- [Records supplied]:
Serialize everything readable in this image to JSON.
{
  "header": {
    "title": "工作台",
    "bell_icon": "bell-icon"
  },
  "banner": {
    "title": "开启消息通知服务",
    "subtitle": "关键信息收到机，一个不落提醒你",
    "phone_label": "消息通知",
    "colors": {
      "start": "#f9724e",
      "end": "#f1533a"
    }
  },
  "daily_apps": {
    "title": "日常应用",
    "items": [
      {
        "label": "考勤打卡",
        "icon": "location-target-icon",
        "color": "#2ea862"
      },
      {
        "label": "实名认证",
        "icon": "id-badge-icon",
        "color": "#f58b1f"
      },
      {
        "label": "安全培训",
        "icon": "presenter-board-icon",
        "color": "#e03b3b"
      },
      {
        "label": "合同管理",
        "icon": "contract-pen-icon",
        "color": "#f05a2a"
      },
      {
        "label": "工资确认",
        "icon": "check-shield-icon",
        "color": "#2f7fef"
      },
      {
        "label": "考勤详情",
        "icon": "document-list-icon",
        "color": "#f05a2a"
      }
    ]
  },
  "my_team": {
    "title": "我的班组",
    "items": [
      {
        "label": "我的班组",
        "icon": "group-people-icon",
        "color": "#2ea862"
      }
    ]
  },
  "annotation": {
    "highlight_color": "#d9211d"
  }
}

- [The problem]: All of the material above needs to be copied exactly.

- [Answer to this exercise]:
Serialize everything readable in this image to JSON.
{
  "header": {
    "title": "工作台",
    "bell_icon": "bell-icon"
  },
  "banner": {
    "title": "开启消息通知服务",
    "subtitle": "关键信息收到机，一个不落提醒你",
    "phone_label": "消息通知",
    "colors": {
      "start": "#f9724e",
      "end": "#f1533a"
    }
  },
  "daily_apps": {
    "title": "日常应用",
    "items": [
      {
        "label": "考勤打卡",
        "icon": "location-target-icon",
        "color": "#2ea862"
      },
      {
        "label": "实名认证",
        "icon": "id-badge-icon",
        "color": "#f58b1f"
      },
      {
        "label": "安全培训",
        "icon": "presenter-board-icon",
        "color": "#e03b3b"
      },
      {
        "label": "合同管理",
        "icon": "contract-pen-icon",
        "color": "#f05a2a"
      },
      {
        "label": "工资确认",
        "icon": "check-shield-icon",
        "color": "#2f7fef"
      },
      {
        "label": "考勤详情",
        "icon": "document-list-icon",
        "color": "#f05a2a"
      }
    ]
  },
  "my_team": {
    "title": "我的班组",
    "items": [
      {
        "label": "我的班组",
        "icon": "group-people-icon",
        "color": "#2ea862"
      }
    ]
  },
  "annotation": {
    "highlight_color": "#d9211d"
  }
}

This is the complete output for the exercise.